Data records:
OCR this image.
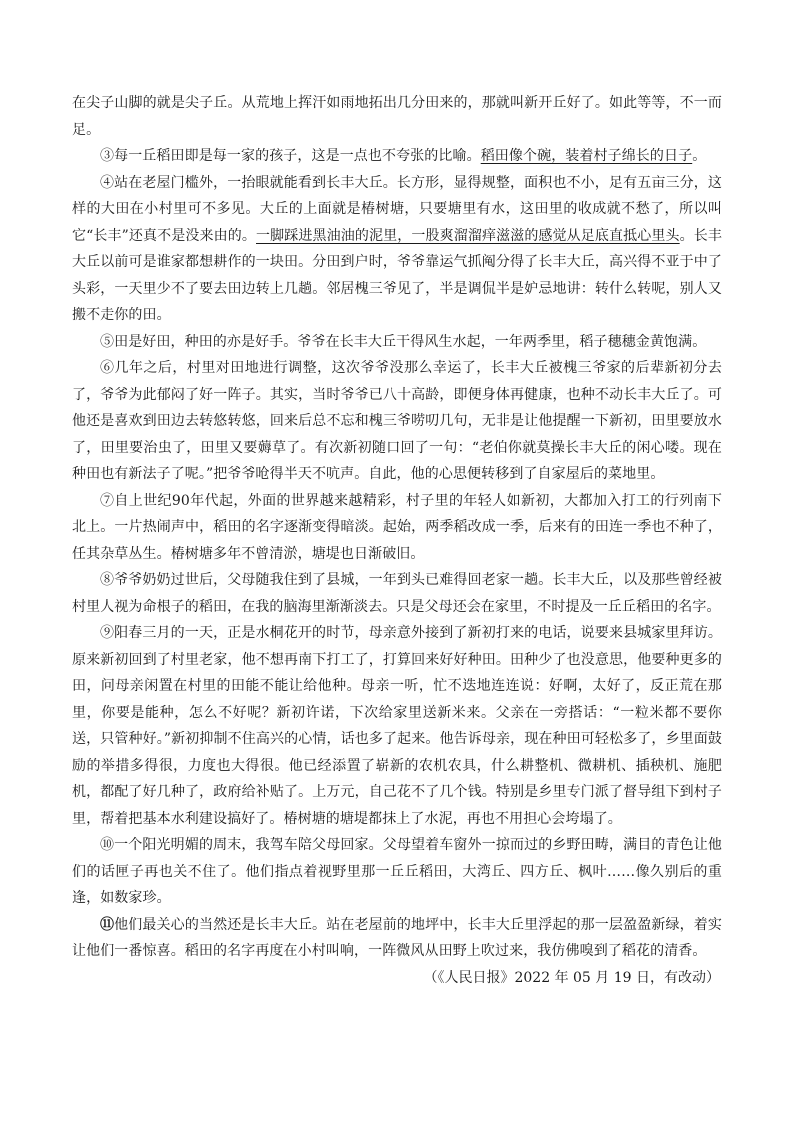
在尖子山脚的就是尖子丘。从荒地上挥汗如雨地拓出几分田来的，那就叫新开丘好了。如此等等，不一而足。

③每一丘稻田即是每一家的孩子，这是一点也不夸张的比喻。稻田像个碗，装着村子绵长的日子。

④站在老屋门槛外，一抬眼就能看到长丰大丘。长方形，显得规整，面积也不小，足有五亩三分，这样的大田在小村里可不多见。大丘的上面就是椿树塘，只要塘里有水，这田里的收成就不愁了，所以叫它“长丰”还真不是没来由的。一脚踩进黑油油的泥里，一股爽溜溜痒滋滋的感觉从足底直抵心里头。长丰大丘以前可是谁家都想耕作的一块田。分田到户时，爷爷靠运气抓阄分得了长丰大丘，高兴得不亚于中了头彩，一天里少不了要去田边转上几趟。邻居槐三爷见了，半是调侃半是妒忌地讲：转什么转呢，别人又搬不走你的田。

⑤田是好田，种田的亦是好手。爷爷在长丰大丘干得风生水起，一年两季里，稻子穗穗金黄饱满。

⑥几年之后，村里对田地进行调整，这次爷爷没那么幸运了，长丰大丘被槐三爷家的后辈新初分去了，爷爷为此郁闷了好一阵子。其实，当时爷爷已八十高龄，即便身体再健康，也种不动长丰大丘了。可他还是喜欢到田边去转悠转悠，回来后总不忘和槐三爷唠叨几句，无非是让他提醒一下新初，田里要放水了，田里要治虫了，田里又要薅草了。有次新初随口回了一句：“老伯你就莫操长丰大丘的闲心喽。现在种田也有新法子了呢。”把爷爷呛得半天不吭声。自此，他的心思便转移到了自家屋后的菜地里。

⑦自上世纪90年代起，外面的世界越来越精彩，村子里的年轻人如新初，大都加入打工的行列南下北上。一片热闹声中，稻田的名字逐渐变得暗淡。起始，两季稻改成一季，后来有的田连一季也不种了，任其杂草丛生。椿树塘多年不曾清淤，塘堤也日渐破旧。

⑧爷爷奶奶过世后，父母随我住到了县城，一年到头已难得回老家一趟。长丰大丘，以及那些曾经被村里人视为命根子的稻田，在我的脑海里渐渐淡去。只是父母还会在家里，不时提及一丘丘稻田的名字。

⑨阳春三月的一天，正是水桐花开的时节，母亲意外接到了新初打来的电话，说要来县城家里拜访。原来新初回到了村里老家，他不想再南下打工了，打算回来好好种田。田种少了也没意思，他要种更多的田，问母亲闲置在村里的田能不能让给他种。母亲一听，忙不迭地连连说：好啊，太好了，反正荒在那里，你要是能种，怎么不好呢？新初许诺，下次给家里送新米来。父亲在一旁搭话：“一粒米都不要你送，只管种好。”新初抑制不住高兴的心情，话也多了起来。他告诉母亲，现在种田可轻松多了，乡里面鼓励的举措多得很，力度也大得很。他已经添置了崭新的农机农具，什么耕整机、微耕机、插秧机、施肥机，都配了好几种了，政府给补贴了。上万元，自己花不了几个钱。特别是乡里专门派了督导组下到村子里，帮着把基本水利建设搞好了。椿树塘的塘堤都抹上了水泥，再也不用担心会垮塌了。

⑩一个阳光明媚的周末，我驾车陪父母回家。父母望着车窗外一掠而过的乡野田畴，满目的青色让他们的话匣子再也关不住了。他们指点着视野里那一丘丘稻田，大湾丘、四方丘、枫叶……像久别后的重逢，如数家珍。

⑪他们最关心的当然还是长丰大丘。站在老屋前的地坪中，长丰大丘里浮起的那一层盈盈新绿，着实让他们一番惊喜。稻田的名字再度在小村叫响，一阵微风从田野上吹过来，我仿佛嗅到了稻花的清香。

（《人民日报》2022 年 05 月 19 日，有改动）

__Given instruction__: Reproduce all entries exactly. Pictures do not belong in the copy.

__Exercise response__:
OCR this image.
在尖子山脚的就是尖子丘。从荒地上挥汗如雨地拓出几分田来的，那就叫新开丘好了。如此等等，不一而足。

③每一丘稻田即是每一家的孩子，这是一点也不夸张的比喻。稻田像个碗，装着村子绵长的日子。

④站在老屋门槛外，一抬眼就能看到长丰大丘。长方形，显得规整，面积也不小，足有五亩三分，这样的大田在小村里可不多见。大丘的上面就是椿树塘，只要塘里有水，这田里的收成就不愁了，所以叫它“长丰”还真不是没来由的。一脚踩进黑油油的泥里，一股爽溜溜痒滋滋的感觉从足底直抵心里头。长丰大丘以前可是谁家都想耕作的一块田。分田到户时，爷爷靠运气抓阄分得了长丰大丘，高兴得不亚于中了头彩，一天里少不了要去田边转上几趟。邻居槐三爷见了，半是调侃半是妒忌地讲：转什么转呢，别人又搬不走你的田。

⑤田是好田，种田的亦是好手。爷爷在长丰大丘干得风生水起，一年两季里，稻子穗穗金黄饱满。

⑥几年之后，村里对田地进行调整，这次爷爷没那么幸运了，长丰大丘被槐三爷家的后辈新初分去了，爷爷为此郁闷了好一阵子。其实，当时爷爷已八十高龄，即便身体再健康，也种不动长丰大丘了。可他还是喜欢到田边去转悠转悠，回来后总不忘和槐三爷唠叨几句，无非是让他提醒一下新初，田里要放水了，田里要治虫了，田里又要薅草了。有次新初随口回了一句：“老伯你就莫操长丰大丘的闲心喽。现在种田也有新法子了呢。”把爷爷呛得半天不吭声。自此，他的心思便转移到了自家屋后的菜地里。

⑦自上世纪90年代起，外面的世界越来越精彩，村子里的年轻人如新初，大都加入打工的行列南下北上。一片热闹声中，稻田的名字逐渐变得暗淡。起始，两季稻改成一季，后来有的田连一季也不种了，任其杂草丛生。椿树塘多年不曾清淤，塘堤也日渐破旧。

⑧爷爷奶奶过世后，父母随我住到了县城，一年到头已难得回老家一趟。长丰大丘，以及那些曾经被村里人视为命根子的稻田，在我的脑海里渐渐淡去。只是父母还会在家里，不时提及一丘丘稻田的名字。

⑨阳春三月的一天，正是水桐花开的时节，母亲意外接到了新初打来的电话，说要来县城家里拜访。原来新初回到了村里老家，他不想再南下打工了，打算回来好好种田。田种少了也没意思，他要种更多的田，问母亲闲置在村里的田能不能让给他种。母亲一听，忙不迭地连连说：好啊，太好了，反正荒在那里，你要是能种，怎么不好呢？新初许诺，下次给家里送新米来。父亲在一旁搭话：“一粒米都不要你送，只管种好。”新初抑制不住高兴的心情，话也多了起来。他告诉母亲，现在种田可轻松多了，乡里面鼓励的举措多得很，力度也大得很。他已经添置了崭新的农机农具，什么耕整机、微耕机、插秧机、施肥机，都配了好几种了，政府给补贴了。上万元，自己花不了几个钱。特别是乡里专门派了督导组下到村子里，帮着把基本水利建设搞好了。椿树塘的塘堤都抹上了水泥，再也不用担心会垮塌了。

⑩一个阳光明媚的周末，我驾车陪父母回家。父母望着车窗外一掠而过的乡野田畴，满目的青色让他们的话匣子再也关不住了。他们指点着视野里那一丘丘稻田，大湾丘、四方丘、枫叶……像久别后的重逢，如数家珍。

⑪他们最关心的当然还是长丰大丘。站在老屋前的地坪中，长丰大丘里浮起的那一层盈盈新绿，着实让他们一番惊喜。稻田的名字再度在小村叫响，一阵微风从田野上吹过来，我仿佛嗅到了稻花的清香。

（《人民日报》2022 年 05 月 19 日，有改动）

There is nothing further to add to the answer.